● **PROVIDED RECORDS**:
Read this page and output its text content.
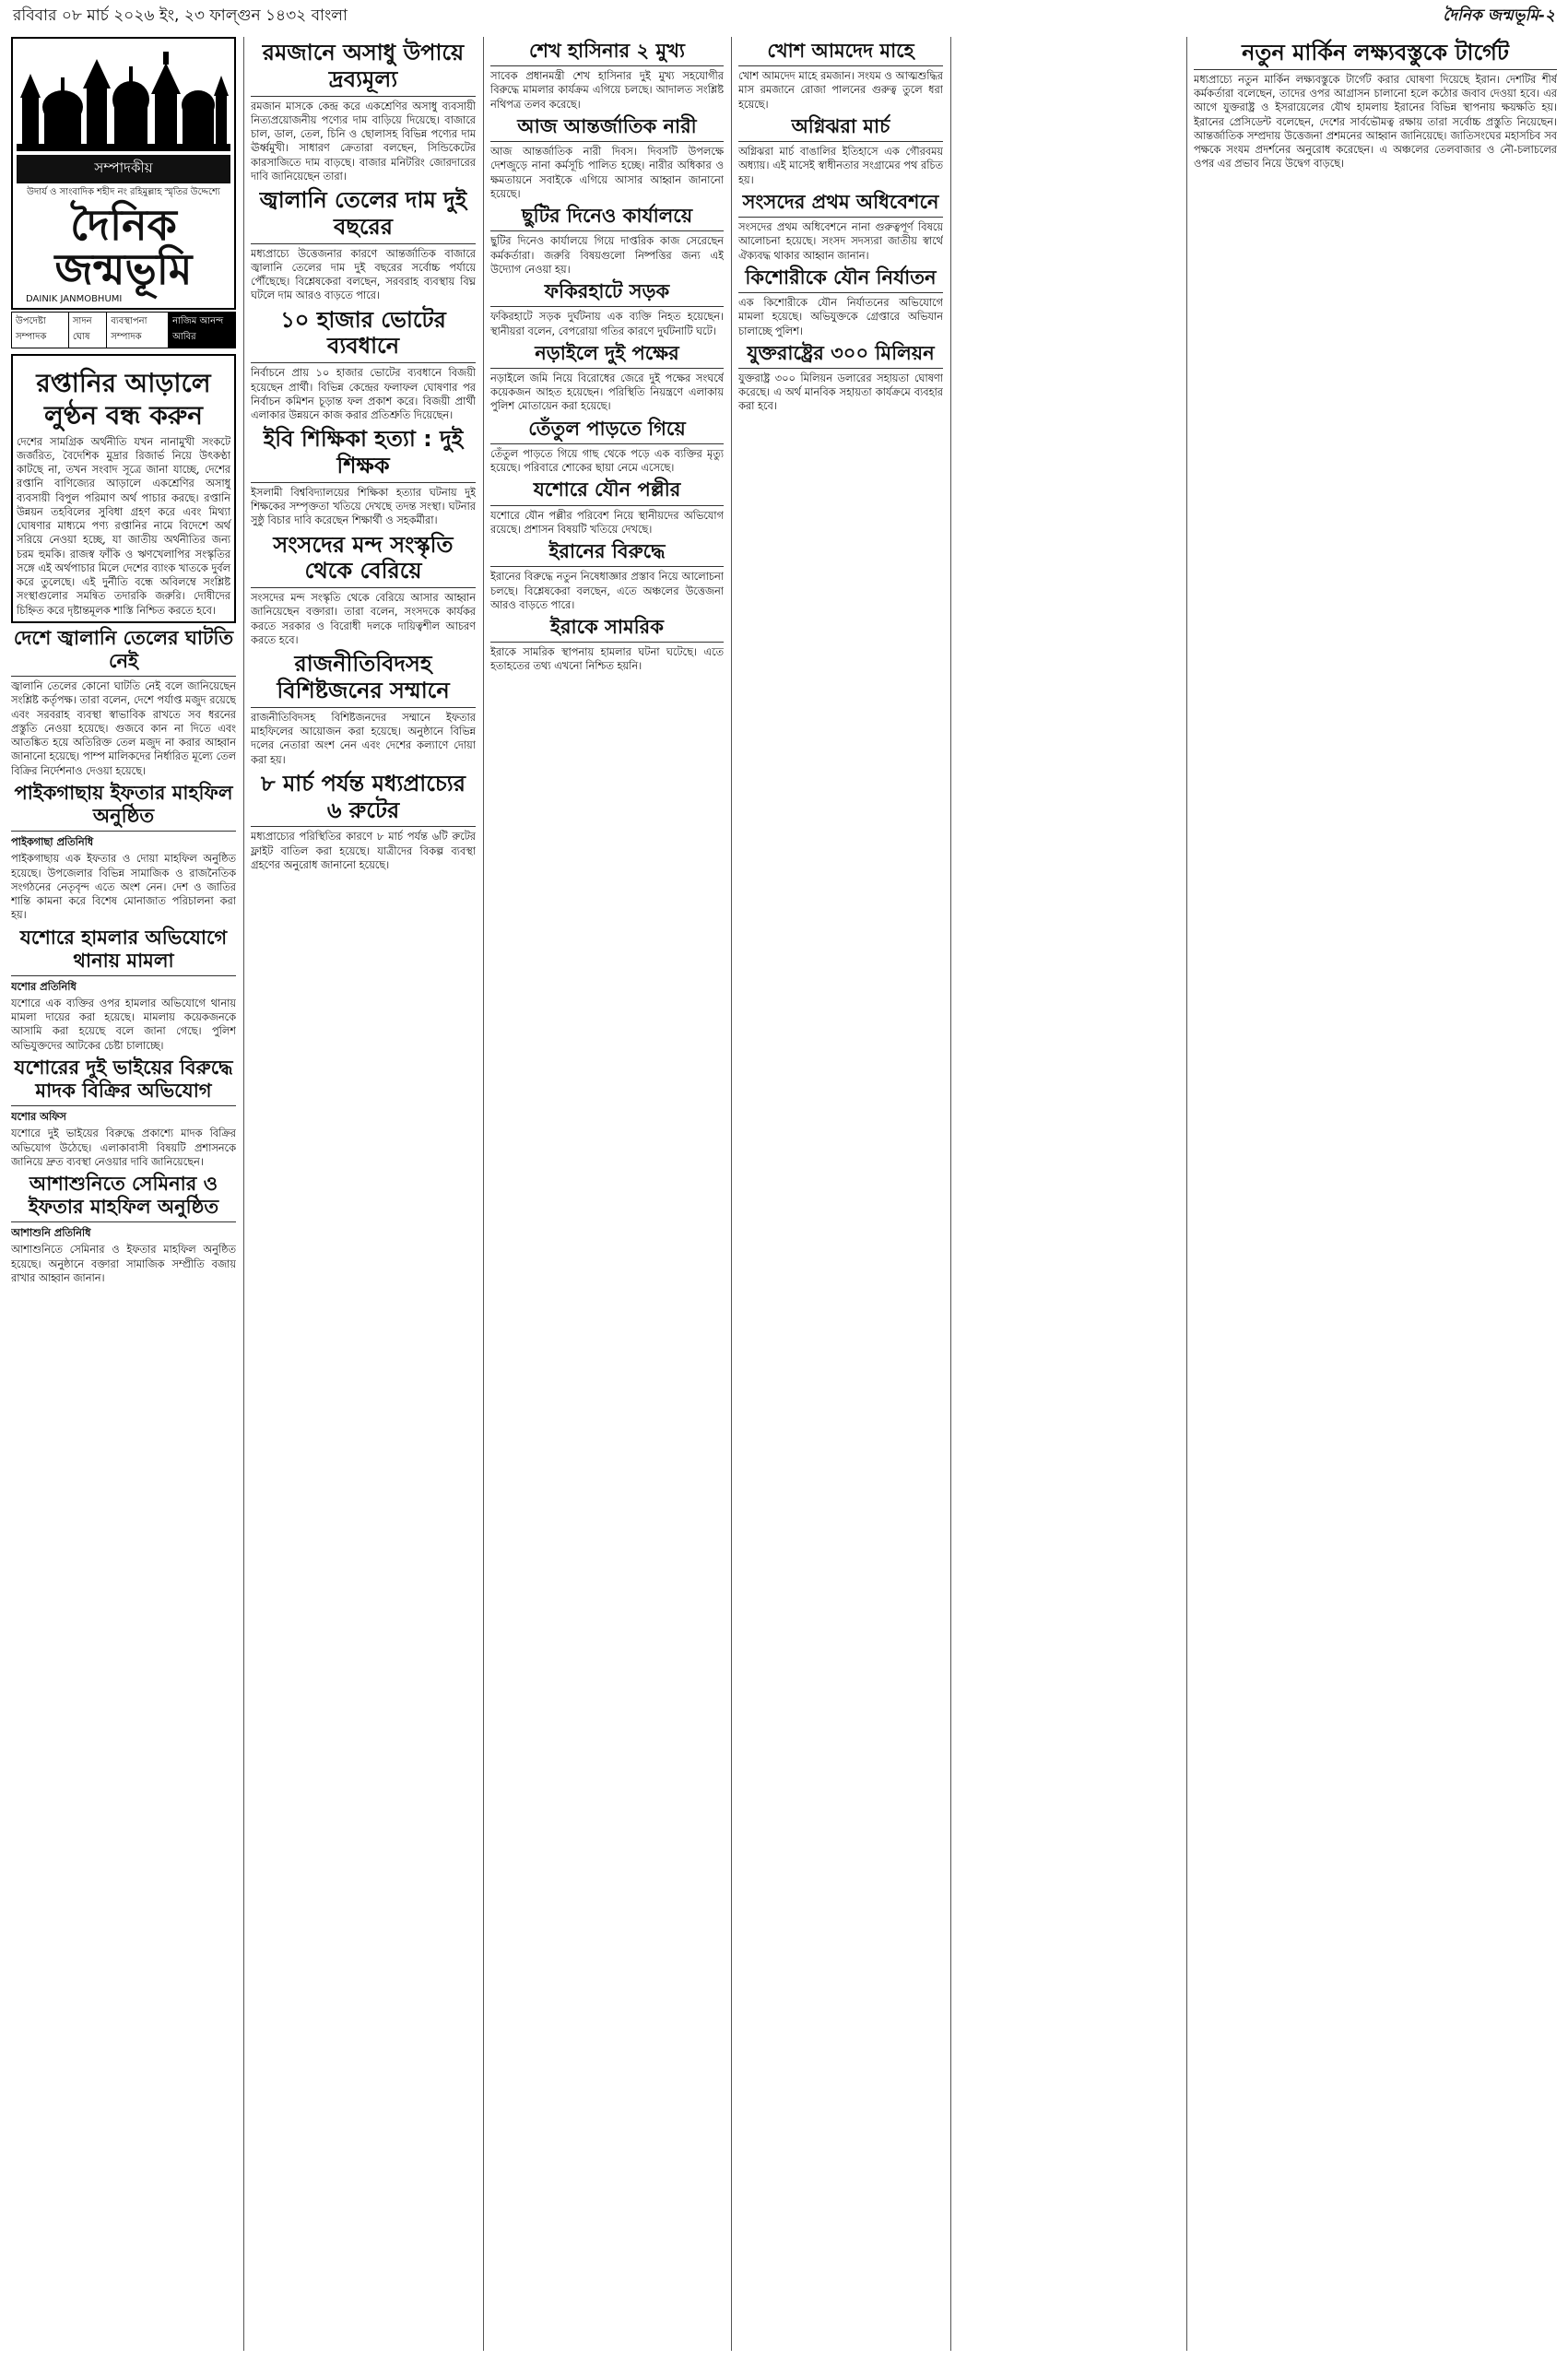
রবিবার ০৮ মার্চ ২০২৬ ইং, ২৩ ফাল্গুন ১৪৩২ বাংলা	দৈনিক জন্মভূমি-২
সম্পাদকীয়
উদার্য ও সাংবাদিক শহীদ নং রহিমুল্লাহ স্মৃতির উদ্দেশ্যে
দৈনিক জন্মভূমি
DAINIK JANMOBHUMI
উপদেষ্টা সম্পাদক
সাদন ঘোষ
ব্যবস্থাপনা সম্পাদক
নাজিম আনন্দ আবির
রপ্তানির আড়ালে লুণ্ঠন বন্ধ করুন

দেশের সামগ্রিক অর্থনীতি যখন নানামুখী সংকটে জর্জরিত, বৈদেশিক মুদ্রার রিজার্ভ নিয়ে উৎকণ্ঠা কাটছে না, তখন সংবাদ সূত্রে জানা যাচ্ছে, দেশের রপ্তানি বাণিজ্যের আড়ালে একশ্রেণির অসাধু ব্যবসায়ী বিপুল পরিমাণ অর্থ পাচার করছে। রপ্তানি উন্নয়ন তহবিলের সুবিধা গ্রহণ করে এবং মিথ্যা ঘোষণার মাধ্যমে পণ্য রপ্তানির নামে বিদেশে অর্থ সরিয়ে নেওয়া হচ্ছে, যা জাতীয় অর্থনীতির জন্য চরম হুমকি। রাজস্ব ফাঁকি ও ঋণখেলাপির সংস্কৃতির সঙ্গে এই অর্থপাচার মিলে দেশের ব্যাংক খাতকে দুর্বল করে তুলেছে। এই দুর্নীতি বন্ধে অবিলম্বে সংশ্লিষ্ট সংস্থাগুলোর সমন্বিত তদারকি জরুরি। দোষীদের চিহ্নিত করে দৃষ্টান্তমূলক শাস্তি নিশ্চিত করতে হবে।

দেশে জ্বালানি তেলের ঘাটতি নেই

জ্বালানি তেলের কোনো ঘাটতি নেই বলে জানিয়েছেন সংশ্লিষ্ট কর্তৃপক্ষ। তারা বলেন, দেশে পর্যাপ্ত মজুদ রয়েছে এবং সরবরাহ ব্যবস্থা স্বাভাবিক রাখতে সব ধরনের প্রস্তুতি নেওয়া হয়েছে। গুজবে কান না দিতে এবং আতঙ্কিত হয়ে অতিরিক্ত তেল মজুদ না করার আহ্বান জানানো হয়েছে। পাম্প মালিকদের নির্ধারিত মূল্যে তেল বিক্রির নির্দেশনাও দেওয়া হয়েছে।

পাইকগাছায় ইফতার মাহফিল অনুষ্ঠিত
পাইকগাছা প্রতিনিধি

পাইকগাছায় এক ইফতার ও দোয়া মাহফিল অনুষ্ঠিত হয়েছে। উপজেলার বিভিন্ন সামাজিক ও রাজনৈতিক সংগঠনের নেতৃবৃন্দ এতে অংশ নেন। দেশ ও জাতির শান্তি কামনা করে বিশেষ মোনাজাত পরিচালনা করা হয়।

যশোরে হামলার অভিযোগে থানায় মামলা
যশোর প্রতিনিধি

যশোরে এক ব্যক্তির ওপর হামলার অভিযোগে থানায় মামলা দায়ের করা হয়েছে। মামলায় কয়েকজনকে আসামি করা হয়েছে বলে জানা গেছে। পুলিশ অভিযুক্তদের আটকের চেষ্টা চালাচ্ছে।

যশোরের দুই ভাইয়ের বিরুদ্ধে মাদক বিক্রির অভিযোগ
যশোর অফিস

যশোরে দুই ভাইয়ের বিরুদ্ধে প্রকাশ্যে মাদক বিক্রির অভিযোগ উঠেছে। এলাকাবাসী বিষয়টি প্রশাসনকে জানিয়ে দ্রুত ব্যবস্থা নেওয়ার দাবি জানিয়েছেন।

আশাশুনিতে সেমিনার ও ইফতার মাহফিল অনুষ্ঠিত
আশাশুনি প্রতিনিধি

আশাশুনিতে সেমিনার ও ইফতার মাহফিল অনুষ্ঠিত হয়েছে। অনুষ্ঠানে বক্তারা সামাজিক সম্প্রীতি বজায় রাখার আহ্বান জানান।

রমজানে অসাধু উপায়ে দ্রব্যমূল্য

রমজান মাসকে কেন্দ্র করে একশ্রেণির অসাধু ব্যবসায়ী নিত্যপ্রয়োজনীয় পণ্যের দাম বাড়িয়ে দিয়েছে। বাজারে চাল, ডাল, তেল, চিনি ও ছোলাসহ বিভিন্ন পণ্যের দাম ঊর্ধ্বমুখী। সাধারণ ক্রেতারা বলছেন, সিন্ডিকেটের কারসাজিতে দাম বাড়ছে। বাজার মনিটরিং জোরদারের দাবি জানিয়েছেন তারা।

জ্বালানি তেলের দাম দুই বছরের

মধ্যপ্রাচ্যে উত্তেজনার কারণে আন্তর্জাতিক বাজারে জ্বালানি তেলের দাম দুই বছরের সর্বোচ্চ পর্যায়ে পৌঁছেছে। বিশ্লেষকেরা বলছেন, সরবরাহ ব্যবস্থায় বিঘ্ন ঘটলে দাম আরও বাড়তে পারে।

১০ হাজার ভোটের ব্যবধানে

নির্বাচনে প্রায় ১০ হাজার ভোটের ব্যবধানে বিজয়ী হয়েছেন প্রার্থী। বিভিন্ন কেন্দ্রের ফলাফল ঘোষণার পর নির্বাচন কমিশন চূড়ান্ত ফল প্রকাশ করে। বিজয়ী প্রার্থী এলাকার উন্নয়নে কাজ করার প্রতিশ্রুতি দিয়েছেন।

ইবি শিক্ষিকা হত্যা : দুই শিক্ষক

ইসলামী বিশ্ববিদ্যালয়ের শিক্ষিকা হত্যার ঘটনায় দুই শিক্ষকের সম্পৃক্ততা খতিয়ে দেখছে তদন্ত সংস্থা। ঘটনার সুষ্ঠু বিচার দাবি করেছেন শিক্ষার্থী ও সহকর্মীরা।

সংসদের মন্দ সংস্কৃতি থেকে বেরিয়ে

সংসদের মন্দ সংস্কৃতি থেকে বেরিয়ে আসার আহ্বান জানিয়েছেন বক্তারা। তারা বলেন, সংসদকে কার্যকর করতে সরকার ও বিরোধী দলকে দায়িত্বশীল আচরণ করতে হবে।

রাজনীতিবিদসহ বিশিষ্টজনের সম্মানে

রাজনীতিবিদসহ বিশিষ্টজনদের সম্মানে ইফতার মাহফিলের আয়োজন করা হয়েছে। অনুষ্ঠানে বিভিন্ন দলের নেতারা অংশ নেন এবং দেশের কল্যাণে দোয়া করা হয়।

৮ মার্চ পর্যন্ত মধ্যপ্রাচ্যের ৬ রুটের

মধ্যপ্রাচ্যের পরিস্থিতির কারণে ৮ মার্চ পর্যন্ত ৬টি রুটের ফ্লাইট বাতিল করা হয়েছে। যাত্রীদের বিকল্প ব্যবস্থা গ্রহণের অনুরোধ জানানো হয়েছে।

শেখ হাসিনার ২ মুখ্য

সাবেক প্রধানমন্ত্রী শেখ হাসিনার দুই মুখ্য সহযোগীর বিরুদ্ধে মামলার কার্যক্রম এগিয়ে চলছে। আদালত সংশ্লিষ্ট নথিপত্র তলব করেছে।

আজ আন্তর্জাতিক নারী

আজ আন্তর্জাতিক নারী দিবস। দিবসটি উপলক্ষে দেশজুড়ে নানা কর্মসূচি পালিত হচ্ছে। নারীর অধিকার ও ক্ষমতায়নে সবাইকে এগিয়ে আসার আহ্বান জানানো হয়েছে।

ছুটির দিনেও কার্যালয়ে

ছুটির দিনেও কার্যালয়ে গিয়ে দাপ্তরিক কাজ সেরেছেন কর্মকর্তারা। জরুরি বিষয়গুলো নিষ্পত্তির জন্য এই উদ্যোগ নেওয়া হয়।

ফকিরহাটে সড়ক

ফকিরহাটে সড়ক দুর্ঘটনায় এক ব্যক্তি নিহত হয়েছেন। স্থানীয়রা বলেন, বেপরোয়া গতির কারণে দুর্ঘটনাটি ঘটে।

নড়াইলে দুই পক্ষের

নড়াইলে জমি নিয়ে বিরোধের জেরে দুই পক্ষের সংঘর্ষে কয়েকজন আহত হয়েছেন। পরিস্থিতি নিয়ন্ত্রণে এলাকায় পুলিশ মোতায়েন করা হয়েছে।

তেঁতুল পাড়তে গিয়ে

তেঁতুল পাড়তে গিয়ে গাছ থেকে পড়ে এক ব্যক্তির মৃত্যু হয়েছে। পরিবারে শোকের ছায়া নেমে এসেছে।

যশোরে যৌন পল্লীর

যশোরে যৌন পল্লীর পরিবেশ নিয়ে স্থানীয়দের অভিযোগ রয়েছে। প্রশাসন বিষয়টি খতিয়ে দেখছে।

ইরানের বিরুদ্ধে

ইরানের বিরুদ্ধে নতুন নিষেধাজ্ঞার প্রস্তাব নিয়ে আলোচনা চলছে। বিশ্লেষকেরা বলছেন, এতে অঞ্চলের উত্তেজনা আরও বাড়তে পারে।

ইরাকে সামরিক

ইরাকে সামরিক স্থাপনায় হামলার ঘটনা ঘটেছে। এতে হতাহতের তথ্য এখনো নিশ্চিত হয়নি।

খোশ আমদেদ মাহে

খোশ আমদেদ মাহে রমজান। সংযম ও আত্মশুদ্ধির মাস রমজানে রোজা পালনের গুরুত্ব তুলে ধরা হয়েছে।

অগ্নিঝরা মার্চ

অগ্নিঝরা মার্চ বাঙালির ইতিহাসে এক গৌরবময় অধ্যায়। এই মাসেই স্বাধীনতার সংগ্রামের পথ রচিত হয়।

সংসদের প্রথম অধিবেশনে

সংসদের প্রথম অধিবেশনে নানা গুরুত্বপূর্ণ বিষয়ে আলোচনা হয়েছে। সংসদ সদস্যরা জাতীয় স্বার্থে ঐক্যবদ্ধ থাকার আহ্বান জানান।

কিশোরীকে যৌন নির্যাতন

এক কিশোরীকে যৌন নির্যাতনের অভিযোগে মামলা হয়েছে। অভিযুক্তকে গ্রেপ্তারে অভিযান চালাচ্ছে পুলিশ।

যুক্তরাষ্ট্রের ৩০০ মিলিয়ন

যুক্তরাষ্ট্র ৩০০ মিলিয়ন ডলারের সহায়তা ঘোষণা করেছে। এ অর্থ মানবিক সহায়তা কার্যক্রমে ব্যবহার করা হবে।

নতুন মার্কিন লক্ষ্যবস্তুকে টার্গেট

মধ্যপ্রাচ্যে নতুন মার্কিন লক্ষ্যবস্তুকে টার্গেট করার ঘোষণা দিয়েছে ইরান। দেশটির শীর্ষ কর্মকর্তারা বলেছেন, তাদের ওপর আগ্রাসন চালানো হলে কঠোর জবাব দেওয়া হবে। এর আগে যুক্তরাষ্ট্র ও ইসরায়েলের যৌথ হামলায় ইরানের বিভিন্ন স্থাপনায় ক্ষয়ক্ষতি হয়। ইরানের প্রেসিডেন্ট বলেছেন, দেশের সার্বভৌমত্ব রক্ষায় তারা সর্বোচ্চ প্রস্তুতি নিয়েছেন। আন্তর্জাতিক সম্প্রদায় উত্তেজনা প্রশমনের আহ্বান জানিয়েছে। জাতিসংঘের মহাসচিব সব পক্ষকে সংযম প্রদর্শনের অনুরোধ করেছেন। এ অঞ্চলের তেলবাজার ও নৌ-চলাচলের ওপর এর প্রভাব নিয়ে উদ্বেগ বাড়ছে।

● **YOUR TASK**:
Identify the lines that hold the word "সরবর". Copy every one of them.

● **TASK RESPONSE**:
জ্বালানি তেলের কোনো ঘাটতি নেই বলে জানিয়েছেন সংশ্লিষ্ট কর্তৃপক্ষ। তারা বলেন, দেশে পর্যাপ্ত মজুদ রয়েছে এবং সরবরাহ ব্যবস্থা স্বাভাবিক রাখতে সব ধরনের প্রস্তুতি নেওয়া হয়েছে। গুজবে কান না দিতে এবং আতঙ্কিত হয়ে অতিরিক্ত তেল মজুদ না করার আহ্বান জানানো হয়েছে। পাম্প মালিকদের নির্ধারিত মূল্যে তেল বিক্রির নির্দেশনাও দেওয়া হয়েছে।
মধ্যপ্রাচ্যে উত্তেজনার কারণে আন্তর্জাতিক বাজারে জ্বালানি তেলের দাম দুই বছরের সর্বোচ্চ পর্যায়ে পৌঁছেছে। বিশ্লেষকেরা বলছেন, সরবরাহ ব্যবস্থায় বিঘ্ন ঘটলে দাম আরও বাড়তে পারে।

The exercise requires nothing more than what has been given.